So that nothing is lost, restate each entry exactly as supplied.

______________________________

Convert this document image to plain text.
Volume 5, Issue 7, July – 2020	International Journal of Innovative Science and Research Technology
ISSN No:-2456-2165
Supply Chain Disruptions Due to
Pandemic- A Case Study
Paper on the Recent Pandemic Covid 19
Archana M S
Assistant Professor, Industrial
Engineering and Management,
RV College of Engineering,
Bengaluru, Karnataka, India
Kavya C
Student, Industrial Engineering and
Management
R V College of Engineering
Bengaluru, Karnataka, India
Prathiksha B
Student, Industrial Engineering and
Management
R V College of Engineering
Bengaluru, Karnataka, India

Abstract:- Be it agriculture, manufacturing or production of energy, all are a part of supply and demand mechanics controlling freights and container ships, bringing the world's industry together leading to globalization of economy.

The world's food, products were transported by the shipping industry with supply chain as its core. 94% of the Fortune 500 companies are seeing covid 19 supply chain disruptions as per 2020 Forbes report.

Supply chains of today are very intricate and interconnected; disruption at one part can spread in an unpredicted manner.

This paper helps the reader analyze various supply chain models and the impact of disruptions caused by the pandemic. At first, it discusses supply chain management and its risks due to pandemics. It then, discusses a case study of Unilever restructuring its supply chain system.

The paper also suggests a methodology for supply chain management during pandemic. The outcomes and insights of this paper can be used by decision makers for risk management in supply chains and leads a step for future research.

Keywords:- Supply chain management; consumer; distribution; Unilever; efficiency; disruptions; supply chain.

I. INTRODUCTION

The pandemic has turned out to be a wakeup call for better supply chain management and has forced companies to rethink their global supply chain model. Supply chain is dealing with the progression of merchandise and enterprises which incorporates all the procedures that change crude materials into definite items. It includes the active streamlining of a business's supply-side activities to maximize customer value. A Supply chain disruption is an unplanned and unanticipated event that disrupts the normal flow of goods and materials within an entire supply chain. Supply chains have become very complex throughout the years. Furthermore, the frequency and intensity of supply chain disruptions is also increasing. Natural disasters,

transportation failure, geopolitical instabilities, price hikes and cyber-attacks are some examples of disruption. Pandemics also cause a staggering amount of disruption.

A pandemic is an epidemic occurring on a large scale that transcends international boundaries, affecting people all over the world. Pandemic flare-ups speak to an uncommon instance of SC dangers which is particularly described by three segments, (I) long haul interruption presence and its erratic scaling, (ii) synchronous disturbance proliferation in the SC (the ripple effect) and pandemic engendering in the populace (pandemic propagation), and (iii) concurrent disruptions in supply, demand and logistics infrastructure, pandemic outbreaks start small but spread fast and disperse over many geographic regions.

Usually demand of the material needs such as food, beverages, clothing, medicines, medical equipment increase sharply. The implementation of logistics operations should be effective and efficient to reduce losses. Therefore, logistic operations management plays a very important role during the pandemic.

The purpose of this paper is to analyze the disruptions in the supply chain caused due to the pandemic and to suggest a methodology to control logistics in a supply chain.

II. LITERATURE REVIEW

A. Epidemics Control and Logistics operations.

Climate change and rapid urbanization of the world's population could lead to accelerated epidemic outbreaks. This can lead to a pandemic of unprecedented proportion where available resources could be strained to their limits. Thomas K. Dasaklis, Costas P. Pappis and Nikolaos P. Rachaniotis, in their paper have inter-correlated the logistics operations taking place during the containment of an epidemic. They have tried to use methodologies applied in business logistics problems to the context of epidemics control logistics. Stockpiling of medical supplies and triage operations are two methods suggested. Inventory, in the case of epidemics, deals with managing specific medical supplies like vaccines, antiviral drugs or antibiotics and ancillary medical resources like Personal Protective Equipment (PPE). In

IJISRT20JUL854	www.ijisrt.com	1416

______________________________

▶ [Answer to the exercise]:
Convert this document image to plain text.
Volume 5, Issue 7, July – 2020	International Journal of Innovative Science and Research Technology
ISSN No:-2456-2165
Supply Chain Disruptions Due to
Pandemic- A Case Study
Paper on the Recent Pandemic Covid 19
Archana M S
Assistant Professor, Industrial
Engineering and Management,
RV College of Engineering,
Bengaluru, Karnataka, India
Kavya C
Student, Industrial Engineering and
Management
R V College of Engineering
Bengaluru, Karnataka, India
Prathiksha B
Student, Industrial Engineering and
Management
R V College of Engineering
Bengaluru, Karnataka, India

Abstract:- Be it agriculture, manufacturing or production of energy, all are a part of supply and demand mechanics controlling freights and container ships, bringing the world's industry together leading to globalization of economy.

The world's food, products were transported by the shipping industry with supply chain as its core. 94% of the Fortune 500 companies are seeing covid 19 supply chain disruptions as per 2020 Forbes report.

Supply chains of today are very intricate and interconnected; disruption at one part can spread in an unpredicted manner.

This paper helps the reader analyze various supply chain models and the impact of disruptions caused by the pandemic. At first, it discusses supply chain management and its risks due to pandemics. It then, discusses a case study of Unilever restructuring its supply chain system.

The paper also suggests a methodology for supply chain management during pandemic. The outcomes and insights of this paper can be used by decision makers for risk management in supply chains and leads a step for future research.

Keywords:- Supply chain management; consumer; distribution; Unilever; efficiency; disruptions; supply chain.

I. INTRODUCTION

The pandemic has turned out to be a wakeup call for better supply chain management and has forced companies to rethink their global supply chain model. Supply chain is dealing with the progression of merchandise and enterprises which incorporates all the procedures that change crude materials into definite items. It includes the active streamlining of a business's supply-side activities to maximize customer value. A Supply chain disruption is an unplanned and unanticipated event that disrupts the normal flow of goods and materials within an entire supply chain. Supply chains have become very complex throughout the years. Furthermore, the frequency and intensity of supply chain disruptions is also increasing. Natural disasters,

transportation failure, geopolitical instabilities, price hikes and cyber-attacks are some examples of disruption. Pandemics also cause a staggering amount of disruption.

A pandemic is an epidemic occurring on a large scale that transcends international boundaries, affecting people all over the world. Pandemic flare-ups speak to an uncommon instance of SC dangers which is particularly described by three segments, (I) long haul interruption presence and its erratic scaling, (ii) synchronous disturbance proliferation in the SC (the ripple effect) and pandemic engendering in the populace (pandemic propagation), and (iii) concurrent disruptions in supply, demand and logistics infrastructure, pandemic outbreaks start small but spread fast and disperse over many geographic regions.

Usually demand of the material needs such as food, beverages, clothing, medicines, medical equipment increase sharply. The implementation of logistics operations should be effective and efficient to reduce losses. Therefore, logistic operations management plays a very important role during the pandemic.

The purpose of this paper is to analyze the disruptions in the supply chain caused due to the pandemic and to suggest a methodology to control logistics in a supply chain.

II. LITERATURE REVIEW

A. Epidemics Control and Logistics operations.

Climate change and rapid urbanization of the world's population could lead to accelerated epidemic outbreaks. This can lead to a pandemic of unprecedented proportion where available resources could be strained to their limits. Thomas K. Dasaklis, Costas P. Pappis and Nikolaos P. Rachaniotis, in their paper have inter-correlated the logistics operations taking place during the containment of an epidemic. They have tried to use methodologies applied in business logistics problems to the context of epidemics control logistics. Stockpiling of medical supplies and triage operations are two methods suggested. Inventory, in the case of epidemics, deals with managing specific medical supplies like vaccines, antiviral drugs or antibiotics and ancillary medical resources like Personal Protective Equipment (PPE). In

IJISRT20JUL854	www.ijisrt.com	1416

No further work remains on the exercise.